# [WHAT TO WORK ON]
Your task is to transcribe all of the data below exactly, omitting the images.

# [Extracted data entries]
---+---
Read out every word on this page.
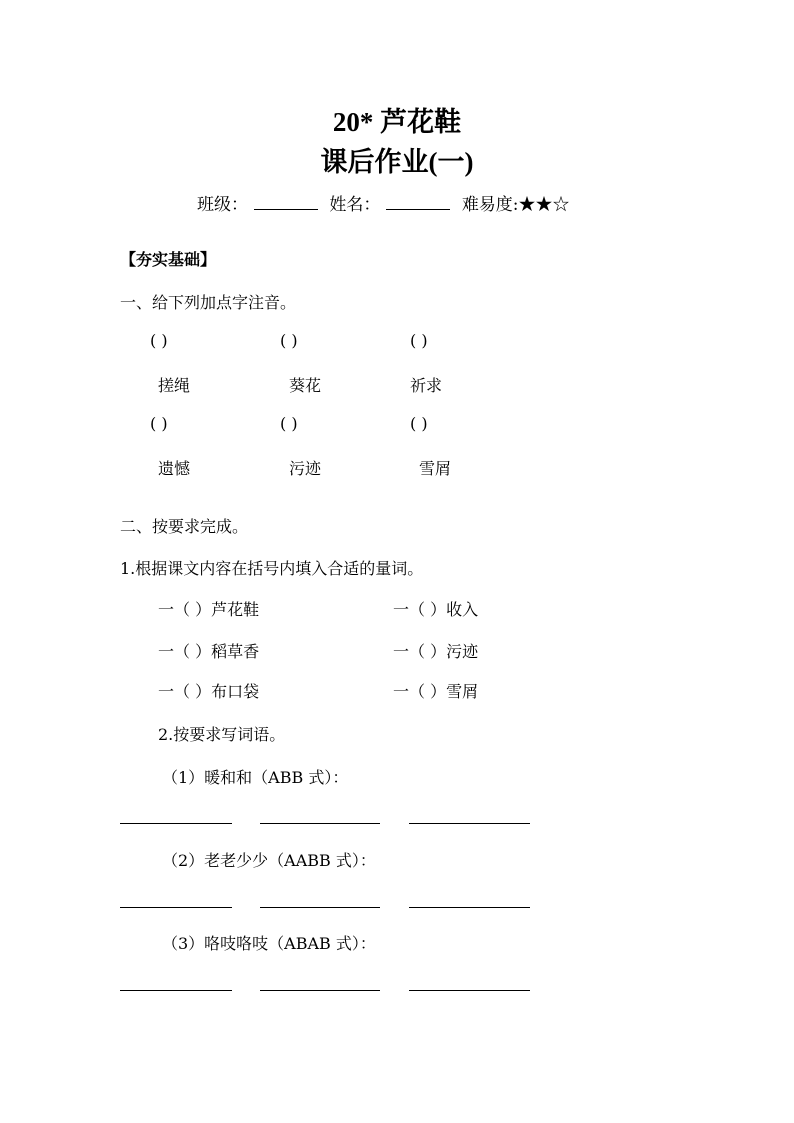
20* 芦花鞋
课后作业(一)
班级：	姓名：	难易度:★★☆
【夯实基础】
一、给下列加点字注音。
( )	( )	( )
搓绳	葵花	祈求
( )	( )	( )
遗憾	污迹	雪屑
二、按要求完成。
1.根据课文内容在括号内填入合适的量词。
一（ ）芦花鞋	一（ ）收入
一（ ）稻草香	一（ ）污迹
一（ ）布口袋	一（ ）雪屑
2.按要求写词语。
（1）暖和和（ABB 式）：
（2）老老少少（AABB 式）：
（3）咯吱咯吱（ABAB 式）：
---+---
# [ANSWER FOR THE TASK]
Read out every word on this page.
20* 芦花鞋
课后作业(一)
班级：	姓名：	难易度:★★☆
【夯实基础】
一、给下列加点字注音。
( )	( )	( )
搓绳	葵花	祈求
( )	( )	( )
遗憾	污迹	雪屑
二、按要求完成。
1.根据课文内容在括号内填入合适的量词。
一（ ）芦花鞋	一（ ）收入
一（ ）稻草香	一（ ）污迹
一（ ）布口袋	一（ ）雪屑
2.按要求写词语。
（1）暖和和（ABB 式）：
（2）老老少少（AABB 式）：
（3）咯吱咯吱（ABAB 式）：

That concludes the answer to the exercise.